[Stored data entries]

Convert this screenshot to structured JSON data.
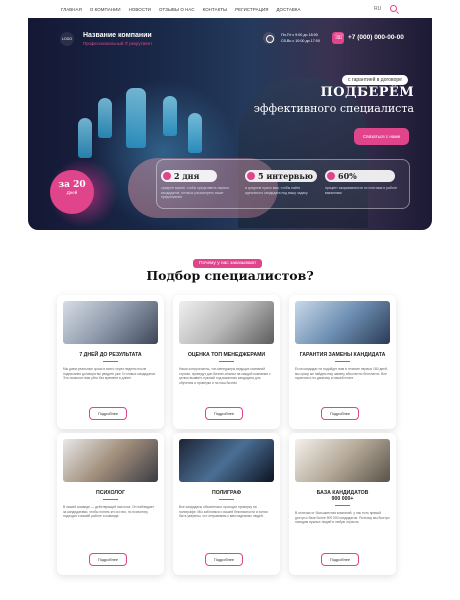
{
  "nav": [
    "ГЛАВНАЯ",
    "О КОМПАНИИ",
    "НОВОСТИ",
    "ОТЗЫВЫ О НАС",
    "КОНТАКТЫ",
    "РЕГИСТРАЦИЯ",
    "ДОСТАВКА"
  ],
  "nav_flag": "RU",
  "header": {
    "logo": "LOGO",
    "company_name": "Название компании",
    "company_sub": "Профессиональный IT рекрутмент",
    "hours1": "Пн-Пт с 9:00 до 18:00",
    "hours2": "Сб-Вс с 10:00 до 17:00",
    "phone": "+7 (000) 000-00-00"
  },
  "hero": {
    "guarantee": "с гарантией в договоре",
    "title1": "ПОДБЕРЁМ",
    "title2": "эффективного специалиста",
    "cta": "Связаться с нами",
    "badge_big": "за 20",
    "badge_small": "Дней"
  },
  "stats": [
    {
      "value": "2 дня",
      "desc": "среднее время, чтобы представить первых кандидатов, готовых рассмотреть ваше предложение"
    },
    {
      "value": "5 интервью",
      "desc": "в среднем нужно вам, чтобы найти идеального кандидата под вашу задачу"
    },
    {
      "value": "60%",
      "desc": "процент закрываемости по плотным в работе вакансиям"
    }
  ],
  "section": {
    "why": "Почему у нас заказывают",
    "title": "Подбор специалистов?"
  },
  "cards": [
    {
      "title": "7 ДНЕЙ ДО РЕЗУЛЬТАТА",
      "title2": "",
      "desc": "Мы даем реальные сроки и всего через неделю после подписания договора вы увидите уже 3 готовых кандидатов. Это позволит вам уйти без времени в длинн",
      "more": "Подробнее"
    },
    {
      "title": "ОЦЕНКА ТОП МЕНЕДЖЕРАМИ",
      "title2": "",
      "desc": "Наши консультанты, топ-менеджеры ведущих компаний страны, проведут доп-бизнес-анализ на каждой компании с целью выявить нужный под вакансию кандидата для обучения и проверки и на наш бизнес",
      "more": "Подробнее"
    },
    {
      "title": "ГАРАНТИЯ ЗАМЕНЫ КАНДИДАТА",
      "title2": "",
      "desc": "Если кандидат не подойдет вам в течение первых 180 дней, мы сразу же найдем ему замену абсолютно бесплатно. Все гарантии и по данному в нашей плате",
      "more": "Подробнее"
    },
    {
      "title": "ПСИХОЛОГ",
      "title2": "",
      "desc": "В нашей команде — действующий психолог. Он наблюдает за кандидатами, чтобы понять кто из них, по психотипу, подходит к вашей работе и команде.",
      "more": "Подробнее"
    },
    {
      "title": "ПОЛИГРАФ",
      "title2": "",
      "desc": "Все кандидаты обязательно проходят проверку на полиграфе. Мы заботимся о вашей безопасности и хотим быть уверены, что отправляем к вам надежных людей.",
      "more": "Подробнее"
    },
    {
      "title": "БАЗА КАНДИДАТОВ",
      "title2": "900 000+",
      "desc": "В отличии от большинства компаний, у нас есть прямой доступ к базе более 900 000 кандидатов. Поэтому мы быстро находим нужных людей в любую отрасль.",
      "more": "Подробнее"
    }
  ],
  "colors": {
    "accent": "#e0458b",
    "hero_dark": "#141734"
  }
}
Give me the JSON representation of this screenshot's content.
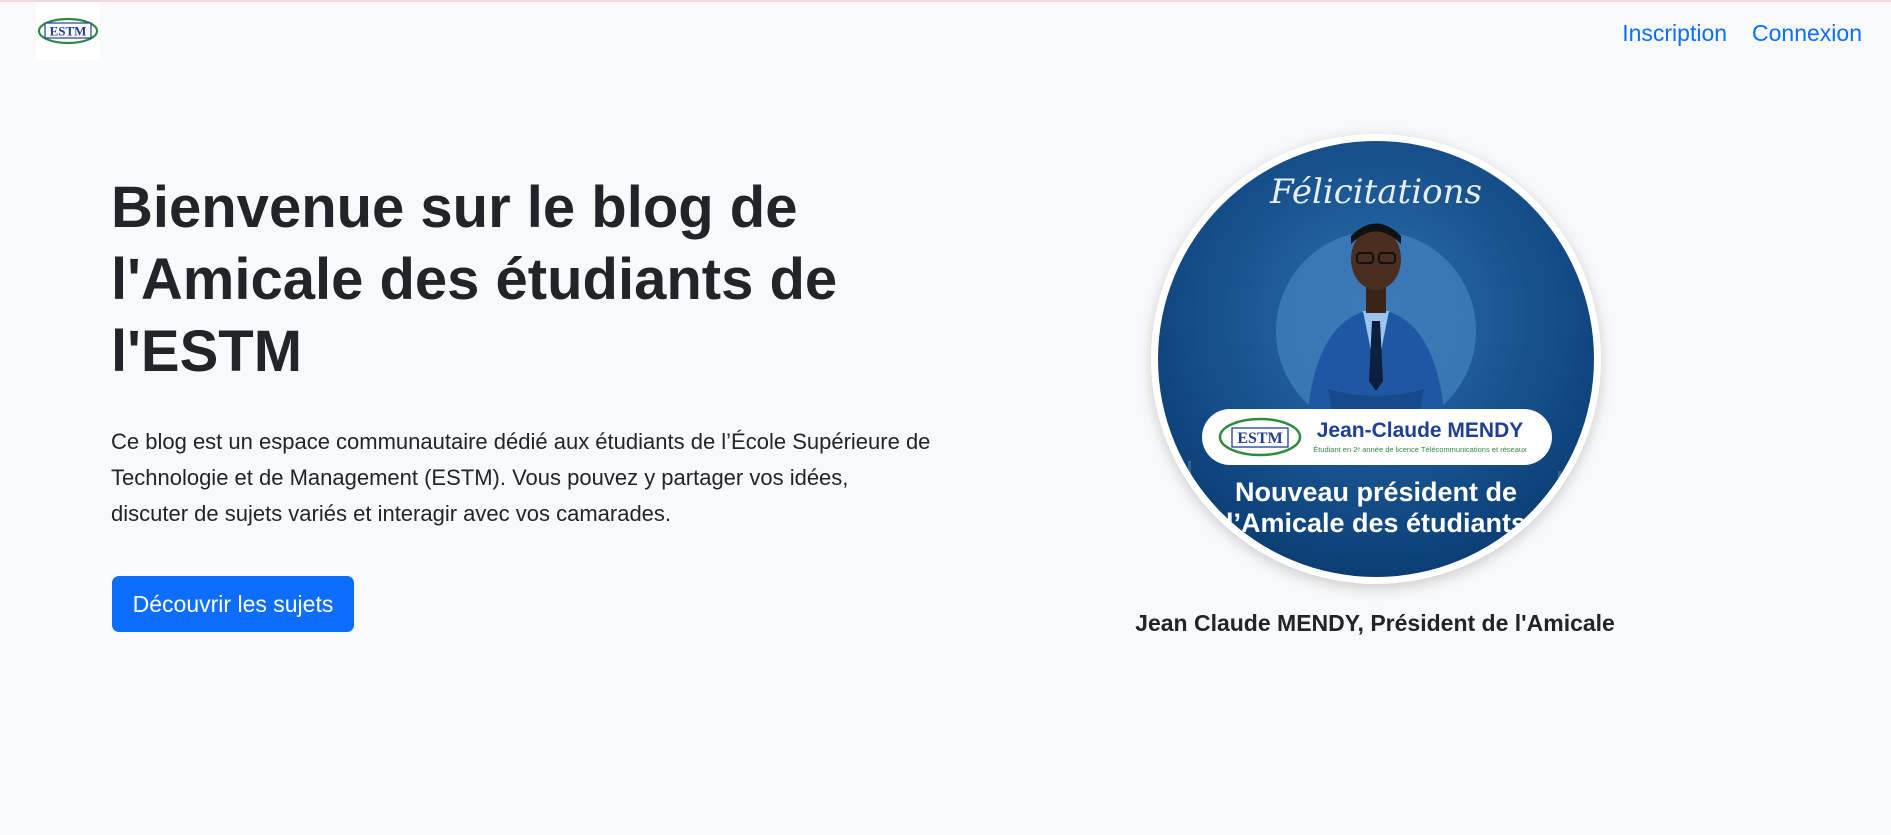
{
  "brand": {
    "logo_text": "ESTM",
    "colors": {
      "logo_blue": "#1f3f94",
      "logo_green": "#2e8b3e"
    }
  },
  "nav": {
    "links": [
      {
        "label": "Inscription"
      },
      {
        "label": "Connexion"
      }
    ],
    "link_color": "#0d6efd"
  },
  "hero": {
    "title": "Bienvenue sur le blog de l'Amicale des étudiants de l'ESTM",
    "description": "Ce blog est un espace communautaire dédié aux étudiants de l’École Supérieure de Technologie et de Management (ESTM). Vous pouvez y partager vos idées, discuter de sujets variés et interagir avec vos camarades.",
    "cta_label": "Découvrir les sujets",
    "cta_color": "#0d6efd"
  },
  "portrait": {
    "script_heading": "Félicitations",
    "badge_logo_text": "ESTM",
    "badge_name": "Jean-Claude MENDY",
    "badge_subtitle": "Étudiant en 2ᵉ année de licence Télécommunications et réseaux",
    "headline_line1": "Nouveau président de",
    "headline_line2": "l’Amicale des étudiants",
    "background_color": "#0f4c8a",
    "caption": "Jean Claude MENDY, Président de l'Amicale"
  }
}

■ Instructions to follow
Copy the data word for word. Pictures do not go in the copy.

■ Result below
Convert this screenshot to structured JSON data.
{
  "nav": [
    "ГЛАВНАЯ",
    "О КОМПАНИИ",
    "НОВОСТИ",
    "ОТЗЫВЫ О НАС",
    "КОНТАКТЫ",
    "РЕГИСТРАЦИЯ",
    "ДОСТАВКА"
  ],
  "nav_flag": "RU",
  "header": {
    "logo": "LOGO",
    "company_name": "Название компании",
    "company_sub": "Профессиональный IT рекрутмент",
    "hours1": "Пн-Пт с 9:00 до 18:00",
    "hours2": "Сб-Вс с 10:00 до 17:00",
    "phone": "+7 (000) 000-00-00"
  },
  "hero": {
    "guarantee": "с гарантией в договоре",
    "title1": "ПОДБЕРЁМ",
    "title2": "эффективного специалиста",
    "cta": "Связаться с нами",
    "badge_big": "за 20",
    "badge_small": "Дней"
  },
  "stats": [
    {
      "value": "2 дня",
      "desc": "среднее время, чтобы представить первых кандидатов, готовых рассмотреть ваше предложение"
    },
    {
      "value": "5 интервью",
      "desc": "в среднем нужно вам, чтобы найти идеального кандидата под вашу задачу"
    },
    {
      "value": "60%",
      "desc": "процент закрываемости по плотным в работе вакансиям"
    }
  ],
  "section": {
    "why": "Почему у нас заказывают",
    "title": "Подбор специалистов?"
  },
  "cards": [
    {
      "title": "7 ДНЕЙ ДО РЕЗУЛЬТАТА",
      "title2": "",
      "desc": "Мы даем реальные сроки и всего через неделю после подписания договора вы увидите уже 3 готовых кандидатов. Это позволит вам уйти без времени в длинн",
      "more": "Подробнее"
    },
    {
      "title": "ОЦЕНКА ТОП МЕНЕДЖЕРАМИ",
      "title2": "",
      "desc": "Наши консультанты, топ-менеджеры ведущих компаний страны, проведут доп-бизнес-анализ на каждой компании с целью выявить нужный под вакансию кандидата для обучения и проверки и на наш бизнес",
      "more": "Подробнее"
    },
    {
      "title": "ГАРАНТИЯ ЗАМЕНЫ КАНДИДАТА",
      "title2": "",
      "desc": "Если кандидат не подойдет вам в течение первых 180 дней, мы сразу же найдем ему замену абсолютно бесплатно. Все гарантии и по данному в нашей плате",
      "more": "Подробнее"
    },
    {
      "title": "ПСИХОЛОГ",
      "title2": "",
      "desc": "В нашей команде — действующий психолог. Он наблюдает за кандидатами, чтобы понять кто из них, по психотипу, подходит к вашей работе и команде.",
      "more": "Подробнее"
    },
    {
      "title": "ПОЛИГРАФ",
      "title2": "",
      "desc": "Все кандидаты обязательно проходят проверку на полиграфе. Мы заботимся о вашей безопасности и хотим быть уверены, что отправляем к вам надежных людей.",
      "more": "Подробнее"
    },
    {
      "title": "БАЗА КАНДИДАТОВ",
      "title2": "900 000+",
      "desc": "В отличии от большинства компаний, у нас есть прямой доступ к базе более 900 000 кандидатов. Поэтому мы быстро находим нужных людей в любую отрасль.",
      "more": "Подробнее"
    }
  ],
  "colors": {
    "accent": "#e0458b",
    "hero_dark": "#141734"
  }
}
Give me the JSON representation of this screenshot's content.
{
  "brand": {
    "logo_text": "ESTM",
    "colors": {
      "logo_blue": "#1f3f94",
      "logo_green": "#2e8b3e"
    }
  },
  "nav": {
    "links": [
      {
        "label": "Inscription"
      },
      {
        "label": "Connexion"
      }
    ],
    "link_color": "#0d6efd"
  },
  "hero": {
    "title": "Bienvenue sur le blog de l'Amicale des étudiants de l'ESTM",
    "description": "Ce blog est un espace communautaire dédié aux étudiants de l’École Supérieure de Technologie et de Management (ESTM). Vous pouvez y partager vos idées, discuter de sujets variés et interagir avec vos camarades.",
    "cta_label": "Découvrir les sujets",
    "cta_color": "#0d6efd"
  },
  "portrait": {
    "script_heading": "Félicitations",
    "badge_logo_text": "ESTM",
    "badge_name": "Jean-Claude MENDY",
    "badge_subtitle": "Étudiant en 2ᵉ année de licence Télécommunications et réseaux",
    "headline_line1": "Nouveau président de",
    "headline_line2": "l’Amicale des étudiants",
    "background_color": "#0f4c8a",
    "caption": "Jean Claude MENDY, Président de l'Amicale"
  }
}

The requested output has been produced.